◆ **WORK INSTRUCTIONS**:
Repeat every line below exactly as it reads.
------------------------------------------------------------
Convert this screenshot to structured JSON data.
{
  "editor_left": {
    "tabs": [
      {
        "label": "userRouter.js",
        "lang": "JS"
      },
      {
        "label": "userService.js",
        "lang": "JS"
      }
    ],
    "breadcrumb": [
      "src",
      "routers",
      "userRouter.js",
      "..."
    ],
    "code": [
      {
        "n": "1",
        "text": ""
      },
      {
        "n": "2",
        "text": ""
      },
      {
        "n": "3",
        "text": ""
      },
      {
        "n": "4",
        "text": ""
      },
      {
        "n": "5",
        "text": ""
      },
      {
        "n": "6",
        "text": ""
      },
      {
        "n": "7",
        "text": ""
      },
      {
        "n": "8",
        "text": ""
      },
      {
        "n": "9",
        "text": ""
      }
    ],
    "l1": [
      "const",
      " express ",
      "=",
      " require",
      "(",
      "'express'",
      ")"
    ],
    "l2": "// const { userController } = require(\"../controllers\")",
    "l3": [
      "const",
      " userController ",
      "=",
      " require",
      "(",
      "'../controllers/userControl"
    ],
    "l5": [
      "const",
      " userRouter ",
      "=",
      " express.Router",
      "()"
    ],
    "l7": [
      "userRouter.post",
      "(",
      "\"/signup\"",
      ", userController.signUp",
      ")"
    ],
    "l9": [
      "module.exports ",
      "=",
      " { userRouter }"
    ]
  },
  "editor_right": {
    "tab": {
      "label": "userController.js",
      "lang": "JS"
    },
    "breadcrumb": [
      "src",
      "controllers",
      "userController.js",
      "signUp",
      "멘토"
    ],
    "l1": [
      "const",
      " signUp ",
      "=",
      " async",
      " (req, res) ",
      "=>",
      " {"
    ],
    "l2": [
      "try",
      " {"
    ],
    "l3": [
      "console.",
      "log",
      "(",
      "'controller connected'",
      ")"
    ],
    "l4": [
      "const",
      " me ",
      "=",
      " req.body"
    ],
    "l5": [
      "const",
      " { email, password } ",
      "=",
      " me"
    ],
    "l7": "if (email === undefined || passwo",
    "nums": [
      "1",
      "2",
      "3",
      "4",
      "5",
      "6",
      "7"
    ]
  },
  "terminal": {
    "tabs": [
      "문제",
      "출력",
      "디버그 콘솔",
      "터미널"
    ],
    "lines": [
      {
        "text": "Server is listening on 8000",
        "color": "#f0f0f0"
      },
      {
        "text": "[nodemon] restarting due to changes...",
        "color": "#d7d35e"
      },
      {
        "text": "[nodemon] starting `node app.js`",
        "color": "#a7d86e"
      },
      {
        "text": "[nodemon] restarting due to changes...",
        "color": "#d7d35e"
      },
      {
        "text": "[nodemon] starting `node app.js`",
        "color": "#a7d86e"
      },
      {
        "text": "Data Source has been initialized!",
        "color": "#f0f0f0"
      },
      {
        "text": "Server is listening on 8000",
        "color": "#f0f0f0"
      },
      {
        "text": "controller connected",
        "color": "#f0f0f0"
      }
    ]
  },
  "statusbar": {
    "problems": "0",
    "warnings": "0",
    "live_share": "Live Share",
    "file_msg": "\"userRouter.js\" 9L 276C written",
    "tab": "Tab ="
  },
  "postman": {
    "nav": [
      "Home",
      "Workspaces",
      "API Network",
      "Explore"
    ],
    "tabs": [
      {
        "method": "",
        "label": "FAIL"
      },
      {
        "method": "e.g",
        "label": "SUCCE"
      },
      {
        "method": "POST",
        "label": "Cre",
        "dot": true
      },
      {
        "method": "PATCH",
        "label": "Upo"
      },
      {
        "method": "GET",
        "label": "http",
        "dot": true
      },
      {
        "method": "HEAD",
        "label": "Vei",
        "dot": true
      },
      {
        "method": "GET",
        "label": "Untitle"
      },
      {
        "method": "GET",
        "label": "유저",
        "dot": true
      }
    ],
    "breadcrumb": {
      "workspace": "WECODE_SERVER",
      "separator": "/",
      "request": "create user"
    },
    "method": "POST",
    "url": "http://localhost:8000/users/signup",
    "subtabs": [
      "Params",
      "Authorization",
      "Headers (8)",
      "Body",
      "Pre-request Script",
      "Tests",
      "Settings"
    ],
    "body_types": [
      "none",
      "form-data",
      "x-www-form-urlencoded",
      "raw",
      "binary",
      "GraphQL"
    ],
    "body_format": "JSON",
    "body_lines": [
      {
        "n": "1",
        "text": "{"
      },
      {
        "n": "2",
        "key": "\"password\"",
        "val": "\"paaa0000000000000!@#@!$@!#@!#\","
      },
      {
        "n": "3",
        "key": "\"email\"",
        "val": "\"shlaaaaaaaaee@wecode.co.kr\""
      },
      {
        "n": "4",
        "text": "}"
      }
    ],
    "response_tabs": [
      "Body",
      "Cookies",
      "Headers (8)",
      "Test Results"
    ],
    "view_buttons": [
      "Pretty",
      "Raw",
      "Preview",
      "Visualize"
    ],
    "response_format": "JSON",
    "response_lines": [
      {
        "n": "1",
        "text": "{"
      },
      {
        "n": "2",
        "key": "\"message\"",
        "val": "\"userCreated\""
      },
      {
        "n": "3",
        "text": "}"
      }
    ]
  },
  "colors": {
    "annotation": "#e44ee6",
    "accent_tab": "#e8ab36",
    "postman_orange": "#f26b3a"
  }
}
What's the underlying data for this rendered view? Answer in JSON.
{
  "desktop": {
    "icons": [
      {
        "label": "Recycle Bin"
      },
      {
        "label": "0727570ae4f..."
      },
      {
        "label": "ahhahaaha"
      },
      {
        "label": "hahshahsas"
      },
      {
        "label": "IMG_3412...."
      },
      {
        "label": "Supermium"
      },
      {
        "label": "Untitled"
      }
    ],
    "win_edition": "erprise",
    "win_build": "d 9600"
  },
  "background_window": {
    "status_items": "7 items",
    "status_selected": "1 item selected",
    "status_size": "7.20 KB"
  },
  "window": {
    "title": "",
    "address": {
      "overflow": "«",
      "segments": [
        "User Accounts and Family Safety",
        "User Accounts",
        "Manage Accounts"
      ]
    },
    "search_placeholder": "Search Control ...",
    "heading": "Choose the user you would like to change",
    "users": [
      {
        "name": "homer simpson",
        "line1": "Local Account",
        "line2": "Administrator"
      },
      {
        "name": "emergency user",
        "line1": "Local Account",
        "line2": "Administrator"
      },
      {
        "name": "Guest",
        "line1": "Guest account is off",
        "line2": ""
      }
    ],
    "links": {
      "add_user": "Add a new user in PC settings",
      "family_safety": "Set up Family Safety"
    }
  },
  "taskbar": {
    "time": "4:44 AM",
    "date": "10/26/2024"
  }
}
------------------------------------------------------------
◆ **SOLUTION TO THIS EXERCISE**:
Convert this screenshot to structured JSON data.
{
  "editor_left": {
    "tabs": [
      {
        "label": "userRouter.js",
        "lang": "JS"
      },
      {
        "label": "userService.js",
        "lang": "JS"
      }
    ],
    "breadcrumb": [
      "src",
      "routers",
      "userRouter.js",
      "..."
    ],
    "code": [
      {
        "n": "1",
        "text": ""
      },
      {
        "n": "2",
        "text": ""
      },
      {
        "n": "3",
        "text": ""
      },
      {
        "n": "4",
        "text": ""
      },
      {
        "n": "5",
        "text": ""
      },
      {
        "n": "6",
        "text": ""
      },
      {
        "n": "7",
        "text": ""
      },
      {
        "n": "8",
        "text": ""
      },
      {
        "n": "9",
        "text": ""
      }
    ],
    "l1": [
      "const",
      " express ",
      "=",
      " require",
      "(",
      "'express'",
      ")"
    ],
    "l2": "// const { userController } = require(\"../controllers\")",
    "l3": [
      "const",
      " userController ",
      "=",
      " require",
      "(",
      "'../controllers/userControl"
    ],
    "l5": [
      "const",
      " userRouter ",
      "=",
      " express.Router",
      "()"
    ],
    "l7": [
      "userRouter.post",
      "(",
      "\"/signup\"",
      ", userController.signUp",
      ")"
    ],
    "l9": [
      "module.exports ",
      "=",
      " { userRouter }"
    ]
  },
  "editor_right": {
    "tab": {
      "label": "userController.js",
      "lang": "JS"
    },
    "breadcrumb": [
      "src",
      "controllers",
      "userController.js",
      "signUp",
      "멘토"
    ],
    "l1": [
      "const",
      " signUp ",
      "=",
      " async",
      " (req, res) ",
      "=>",
      " {"
    ],
    "l2": [
      "try",
      " {"
    ],
    "l3": [
      "console.",
      "log",
      "(",
      "'controller connected'",
      ")"
    ],
    "l4": [
      "const",
      " me ",
      "=",
      " req.body"
    ],
    "l5": [
      "const",
      " { email, password } ",
      "=",
      " me"
    ],
    "l7": "if (email === undefined || passwo",
    "nums": [
      "1",
      "2",
      "3",
      "4",
      "5",
      "6",
      "7"
    ]
  },
  "terminal": {
    "tabs": [
      "문제",
      "출력",
      "디버그 콘솔",
      "터미널"
    ],
    "lines": [
      {
        "text": "Server is listening on 8000",
        "color": "#f0f0f0"
      },
      {
        "text": "[nodemon] restarting due to changes...",
        "color": "#d7d35e"
      },
      {
        "text": "[nodemon] starting `node app.js`",
        "color": "#a7d86e"
      },
      {
        "text": "[nodemon] restarting due to changes...",
        "color": "#d7d35e"
      },
      {
        "text": "[nodemon] starting `node app.js`",
        "color": "#a7d86e"
      },
      {
        "text": "Data Source has been initialized!",
        "color": "#f0f0f0"
      },
      {
        "text": "Server is listening on 8000",
        "color": "#f0f0f0"
      },
      {
        "text": "controller connected",
        "color": "#f0f0f0"
      }
    ]
  },
  "statusbar": {
    "problems": "0",
    "warnings": "0",
    "live_share": "Live Share",
    "file_msg": "\"userRouter.js\" 9L 276C written",
    "tab": "Tab ="
  },
  "postman": {
    "nav": [
      "Home",
      "Workspaces",
      "API Network",
      "Explore"
    ],
    "tabs": [
      {
        "method": "",
        "label": "FAIL"
      },
      {
        "method": "e.g",
        "label": "SUCCE"
      },
      {
        "method": "POST",
        "label": "Cre",
        "dot": true
      },
      {
        "method": "PATCH",
        "label": "Upo"
      },
      {
        "method": "GET",
        "label": "http",
        "dot": true
      },
      {
        "method": "HEAD",
        "label": "Vei",
        "dot": true
      },
      {
        "method": "GET",
        "label": "Untitle"
      },
      {
        "method": "GET",
        "label": "유저",
        "dot": true
      }
    ],
    "breadcrumb": {
      "workspace": "WECODE_SERVER",
      "separator": "/",
      "request": "create user"
    },
    "method": "POST",
    "url": "http://localhost:8000/users/signup",
    "subtabs": [
      "Params",
      "Authorization",
      "Headers (8)",
      "Body",
      "Pre-request Script",
      "Tests",
      "Settings"
    ],
    "body_types": [
      "none",
      "form-data",
      "x-www-form-urlencoded",
      "raw",
      "binary",
      "GraphQL"
    ],
    "body_format": "JSON",
    "body_lines": [
      {
        "n": "1",
        "text": "{"
      },
      {
        "n": "2",
        "key": "\"password\"",
        "val": "\"paaa0000000000000!@#@!$@!#@!#\","
      },
      {
        "n": "3",
        "key": "\"email\"",
        "val": "\"shlaaaaaaaaee@wecode.co.kr\""
      },
      {
        "n": "4",
        "text": "}"
      }
    ],
    "response_tabs": [
      "Body",
      "Cookies",
      "Headers (8)",
      "Test Results"
    ],
    "view_buttons": [
      "Pretty",
      "Raw",
      "Preview",
      "Visualize"
    ],
    "response_format": "JSON",
    "response_lines": [
      {
        "n": "1",
        "text": "{"
      },
      {
        "n": "2",
        "key": "\"message\"",
        "val": "\"userCreated\""
      },
      {
        "n": "3",
        "text": "}"
      }
    ]
  },
  "colors": {
    "annotation": "#e44ee6",
    "accent_tab": "#e8ab36",
    "postman_orange": "#f26b3a"
  }
}
What's the underlying data for this rendered view? Answer in JSON.
{
  "desktop": {
    "icons": [
      {
        "label": "Recycle Bin"
      },
      {
        "label": "0727570ae4f..."
      },
      {
        "label": "ahhahaaha"
      },
      {
        "label": "hahshahsas"
      },
      {
        "label": "IMG_3412...."
      },
      {
        "label": "Supermium"
      },
      {
        "label": "Untitled"
      }
    ],
    "win_edition": "erprise",
    "win_build": "d 9600"
  },
  "background_window": {
    "status_items": "7 items",
    "status_selected": "1 item selected",
    "status_size": "7.20 KB"
  },
  "window": {
    "title": "",
    "address": {
      "overflow": "«",
      "segments": [
        "User Accounts and Family Safety",
        "User Accounts",
        "Manage Accounts"
      ]
    },
    "search_placeholder": "Search Control ...",
    "heading": "Choose the user you would like to change",
    "users": [
      {
        "name": "homer simpson",
        "line1": "Local Account",
        "line2": "Administrator"
      },
      {
        "name": "emergency user",
        "line1": "Local Account",
        "line2": "Administrator"
      },
      {
        "name": "Guest",
        "line1": "Guest account is off",
        "line2": ""
      }
    ],
    "links": {
      "add_user": "Add a new user in PC settings",
      "family_safety": "Set up Family Safety"
    }
  },
  "taskbar": {
    "time": "4:44 AM",
    "date": "10/26/2024"
  }
}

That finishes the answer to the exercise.